### Records shown
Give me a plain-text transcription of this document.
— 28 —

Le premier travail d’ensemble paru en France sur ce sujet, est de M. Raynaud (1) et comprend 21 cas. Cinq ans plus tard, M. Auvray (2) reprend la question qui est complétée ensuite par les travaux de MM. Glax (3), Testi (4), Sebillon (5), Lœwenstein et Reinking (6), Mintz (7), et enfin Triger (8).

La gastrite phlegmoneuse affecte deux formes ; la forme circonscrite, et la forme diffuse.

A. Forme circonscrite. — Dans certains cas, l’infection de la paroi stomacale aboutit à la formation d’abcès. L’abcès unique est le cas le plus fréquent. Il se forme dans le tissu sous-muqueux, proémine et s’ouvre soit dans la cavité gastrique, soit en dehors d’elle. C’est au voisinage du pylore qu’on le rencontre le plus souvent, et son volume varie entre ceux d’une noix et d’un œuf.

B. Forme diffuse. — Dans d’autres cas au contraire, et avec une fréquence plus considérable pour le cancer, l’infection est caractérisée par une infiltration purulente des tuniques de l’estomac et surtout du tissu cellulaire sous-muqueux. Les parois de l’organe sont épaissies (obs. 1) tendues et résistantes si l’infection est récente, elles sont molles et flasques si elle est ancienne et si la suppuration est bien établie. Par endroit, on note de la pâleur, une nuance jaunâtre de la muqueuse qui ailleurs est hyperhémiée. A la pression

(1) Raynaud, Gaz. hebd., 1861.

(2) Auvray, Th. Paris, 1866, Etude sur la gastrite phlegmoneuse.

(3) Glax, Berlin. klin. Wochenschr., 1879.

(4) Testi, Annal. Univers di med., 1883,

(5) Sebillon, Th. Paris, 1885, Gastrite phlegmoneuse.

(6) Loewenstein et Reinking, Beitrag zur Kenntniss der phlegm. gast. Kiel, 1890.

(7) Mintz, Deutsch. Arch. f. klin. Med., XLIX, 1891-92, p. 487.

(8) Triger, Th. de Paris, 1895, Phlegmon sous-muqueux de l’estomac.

### Work instructions
Among the lines of the listing, how many hold the string "estomac"? Respond with only the number.

### Response to the task
2